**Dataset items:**
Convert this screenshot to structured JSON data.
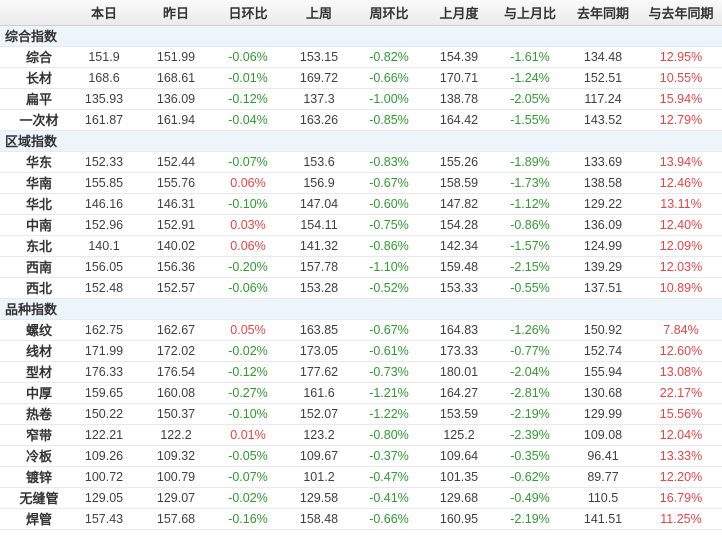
{
  "colors": {
    "negative_percent_green": "#319a31",
    "positive_percent_red": "#e54545",
    "section_row_background": "#edf4fa",
    "header_background": "#efefef",
    "text_dark": "#333333"
  },
  "table": {
    "columns": [
      "",
      "本日",
      "昨日",
      "日环比",
      "上周",
      "周环比",
      "上月度",
      "与上月比",
      "去年同期",
      "与去年同期"
    ],
    "percent_column_indexes": [
      2,
      4,
      6,
      8
    ],
    "sections": [
      {
        "label": "综合指数",
        "rows": [
          {
            "label": "综合",
            "values": [
              "151.9",
              "151.99",
              "-0.06%",
              "153.15",
              "-0.82%",
              "154.39",
              "-1.61%",
              "134.48",
              "12.95%"
            ]
          },
          {
            "label": "长材",
            "values": [
              "168.6",
              "168.61",
              "-0.01%",
              "169.72",
              "-0.66%",
              "170.71",
              "-1.24%",
              "152.51",
              "10.55%"
            ]
          },
          {
            "label": "扁平",
            "values": [
              "135.93",
              "136.09",
              "-0.12%",
              "137.3",
              "-1.00%",
              "138.78",
              "-2.05%",
              "117.24",
              "15.94%"
            ]
          },
          {
            "label": "一次材",
            "values": [
              "161.87",
              "161.94",
              "-0.04%",
              "163.26",
              "-0.85%",
              "164.42",
              "-1.55%",
              "143.52",
              "12.79%"
            ]
          }
        ]
      },
      {
        "label": "区域指数",
        "rows": [
          {
            "label": "华东",
            "values": [
              "152.33",
              "152.44",
              "-0.07%",
              "153.6",
              "-0.83%",
              "155.26",
              "-1.89%",
              "133.69",
              "13.94%"
            ]
          },
          {
            "label": "华南",
            "values": [
              "155.85",
              "155.76",
              "0.06%",
              "156.9",
              "-0.67%",
              "158.59",
              "-1.73%",
              "138.58",
              "12.46%"
            ]
          },
          {
            "label": "华北",
            "values": [
              "146.16",
              "146.31",
              "-0.10%",
              "147.04",
              "-0.60%",
              "147.82",
              "-1.12%",
              "129.22",
              "13.11%"
            ]
          },
          {
            "label": "中南",
            "values": [
              "152.96",
              "152.91",
              "0.03%",
              "154.11",
              "-0.75%",
              "154.28",
              "-0.86%",
              "136.09",
              "12.40%"
            ]
          },
          {
            "label": "东北",
            "values": [
              "140.1",
              "140.02",
              "0.06%",
              "141.32",
              "-0.86%",
              "142.34",
              "-1.57%",
              "124.99",
              "12.09%"
            ]
          },
          {
            "label": "西南",
            "values": [
              "156.05",
              "156.36",
              "-0.20%",
              "157.78",
              "-1.10%",
              "159.48",
              "-2.15%",
              "139.29",
              "12.03%"
            ]
          },
          {
            "label": "西北",
            "values": [
              "152.48",
              "152.57",
              "-0.06%",
              "153.28",
              "-0.52%",
              "153.33",
              "-0.55%",
              "137.51",
              "10.89%"
            ]
          }
        ]
      },
      {
        "label": "品种指数",
        "rows": [
          {
            "label": "螺纹",
            "values": [
              "162.75",
              "162.67",
              "0.05%",
              "163.85",
              "-0.67%",
              "164.83",
              "-1.26%",
              "150.92",
              "7.84%"
            ]
          },
          {
            "label": "线材",
            "values": [
              "171.99",
              "172.02",
              "-0.02%",
              "173.05",
              "-0.61%",
              "173.33",
              "-0.77%",
              "152.74",
              "12.60%"
            ]
          },
          {
            "label": "型材",
            "values": [
              "176.33",
              "176.54",
              "-0.12%",
              "177.62",
              "-0.73%",
              "180.01",
              "-2.04%",
              "155.94",
              "13.08%"
            ]
          },
          {
            "label": "中厚",
            "values": [
              "159.65",
              "160.08",
              "-0.27%",
              "161.6",
              "-1.21%",
              "164.27",
              "-2.81%",
              "130.68",
              "22.17%"
            ]
          },
          {
            "label": "热卷",
            "values": [
              "150.22",
              "150.37",
              "-0.10%",
              "152.07",
              "-1.22%",
              "153.59",
              "-2.19%",
              "129.99",
              "15.56%"
            ]
          },
          {
            "label": "窄带",
            "values": [
              "122.21",
              "122.2",
              "0.01%",
              "123.2",
              "-0.80%",
              "125.2",
              "-2.39%",
              "109.08",
              "12.04%"
            ]
          },
          {
            "label": "冷板",
            "values": [
              "109.26",
              "109.32",
              "-0.05%",
              "109.67",
              "-0.37%",
              "109.64",
              "-0.35%",
              "96.41",
              "13.33%"
            ]
          },
          {
            "label": "镀锌",
            "values": [
              "100.72",
              "100.79",
              "-0.07%",
              "101.2",
              "-0.47%",
              "101.35",
              "-0.62%",
              "89.77",
              "12.20%"
            ]
          },
          {
            "label": "无缝管",
            "values": [
              "129.05",
              "129.07",
              "-0.02%",
              "129.58",
              "-0.41%",
              "129.68",
              "-0.49%",
              "110.5",
              "16.79%"
            ]
          },
          {
            "label": "焊管",
            "values": [
              "157.43",
              "157.68",
              "-0.16%",
              "158.48",
              "-0.66%",
              "160.95",
              "-2.19%",
              "141.51",
              "11.25%"
            ]
          }
        ]
      }
    ]
  }
}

**Short task:** Retype each line of the listing above word for word. Exclude the pictures.

**Exercise solution:**
Convert this screenshot to structured JSON data.
{
  "colors": {
    "negative_percent_green": "#319a31",
    "positive_percent_red": "#e54545",
    "section_row_background": "#edf4fa",
    "header_background": "#efefef",
    "text_dark": "#333333"
  },
  "table": {
    "columns": [
      "",
      "本日",
      "昨日",
      "日环比",
      "上周",
      "周环比",
      "上月度",
      "与上月比",
      "去年同期",
      "与去年同期"
    ],
    "percent_column_indexes": [
      2,
      4,
      6,
      8
    ],
    "sections": [
      {
        "label": "综合指数",
        "rows": [
          {
            "label": "综合",
            "values": [
              "151.9",
              "151.99",
              "-0.06%",
              "153.15",
              "-0.82%",
              "154.39",
              "-1.61%",
              "134.48",
              "12.95%"
            ]
          },
          {
            "label": "长材",
            "values": [
              "168.6",
              "168.61",
              "-0.01%",
              "169.72",
              "-0.66%",
              "170.71",
              "-1.24%",
              "152.51",
              "10.55%"
            ]
          },
          {
            "label": "扁平",
            "values": [
              "135.93",
              "136.09",
              "-0.12%",
              "137.3",
              "-1.00%",
              "138.78",
              "-2.05%",
              "117.24",
              "15.94%"
            ]
          },
          {
            "label": "一次材",
            "values": [
              "161.87",
              "161.94",
              "-0.04%",
              "163.26",
              "-0.85%",
              "164.42",
              "-1.55%",
              "143.52",
              "12.79%"
            ]
          }
        ]
      },
      {
        "label": "区域指数",
        "rows": [
          {
            "label": "华东",
            "values": [
              "152.33",
              "152.44",
              "-0.07%",
              "153.6",
              "-0.83%",
              "155.26",
              "-1.89%",
              "133.69",
              "13.94%"
            ]
          },
          {
            "label": "华南",
            "values": [
              "155.85",
              "155.76",
              "0.06%",
              "156.9",
              "-0.67%",
              "158.59",
              "-1.73%",
              "138.58",
              "12.46%"
            ]
          },
          {
            "label": "华北",
            "values": [
              "146.16",
              "146.31",
              "-0.10%",
              "147.04",
              "-0.60%",
              "147.82",
              "-1.12%",
              "129.22",
              "13.11%"
            ]
          },
          {
            "label": "中南",
            "values": [
              "152.96",
              "152.91",
              "0.03%",
              "154.11",
              "-0.75%",
              "154.28",
              "-0.86%",
              "136.09",
              "12.40%"
            ]
          },
          {
            "label": "东北",
            "values": [
              "140.1",
              "140.02",
              "0.06%",
              "141.32",
              "-0.86%",
              "142.34",
              "-1.57%",
              "124.99",
              "12.09%"
            ]
          },
          {
            "label": "西南",
            "values": [
              "156.05",
              "156.36",
              "-0.20%",
              "157.78",
              "-1.10%",
              "159.48",
              "-2.15%",
              "139.29",
              "12.03%"
            ]
          },
          {
            "label": "西北",
            "values": [
              "152.48",
              "152.57",
              "-0.06%",
              "153.28",
              "-0.52%",
              "153.33",
              "-0.55%",
              "137.51",
              "10.89%"
            ]
          }
        ]
      },
      {
        "label": "品种指数",
        "rows": [
          {
            "label": "螺纹",
            "values": [
              "162.75",
              "162.67",
              "0.05%",
              "163.85",
              "-0.67%",
              "164.83",
              "-1.26%",
              "150.92",
              "7.84%"
            ]
          },
          {
            "label": "线材",
            "values": [
              "171.99",
              "172.02",
              "-0.02%",
              "173.05",
              "-0.61%",
              "173.33",
              "-0.77%",
              "152.74",
              "12.60%"
            ]
          },
          {
            "label": "型材",
            "values": [
              "176.33",
              "176.54",
              "-0.12%",
              "177.62",
              "-0.73%",
              "180.01",
              "-2.04%",
              "155.94",
              "13.08%"
            ]
          },
          {
            "label": "中厚",
            "values": [
              "159.65",
              "160.08",
              "-0.27%",
              "161.6",
              "-1.21%",
              "164.27",
              "-2.81%",
              "130.68",
              "22.17%"
            ]
          },
          {
            "label": "热卷",
            "values": [
              "150.22",
              "150.37",
              "-0.10%",
              "152.07",
              "-1.22%",
              "153.59",
              "-2.19%",
              "129.99",
              "15.56%"
            ]
          },
          {
            "label": "窄带",
            "values": [
              "122.21",
              "122.2",
              "0.01%",
              "123.2",
              "-0.80%",
              "125.2",
              "-2.39%",
              "109.08",
              "12.04%"
            ]
          },
          {
            "label": "冷板",
            "values": [
              "109.26",
              "109.32",
              "-0.05%",
              "109.67",
              "-0.37%",
              "109.64",
              "-0.35%",
              "96.41",
              "13.33%"
            ]
          },
          {
            "label": "镀锌",
            "values": [
              "100.72",
              "100.79",
              "-0.07%",
              "101.2",
              "-0.47%",
              "101.35",
              "-0.62%",
              "89.77",
              "12.20%"
            ]
          },
          {
            "label": "无缝管",
            "values": [
              "129.05",
              "129.07",
              "-0.02%",
              "129.58",
              "-0.41%",
              "129.68",
              "-0.49%",
              "110.5",
              "16.79%"
            ]
          },
          {
            "label": "焊管",
            "values": [
              "157.43",
              "157.68",
              "-0.16%",
              "158.48",
              "-0.66%",
              "160.95",
              "-2.19%",
              "141.51",
              "11.25%"
            ]
          }
        ]
      }
    ]
  }
}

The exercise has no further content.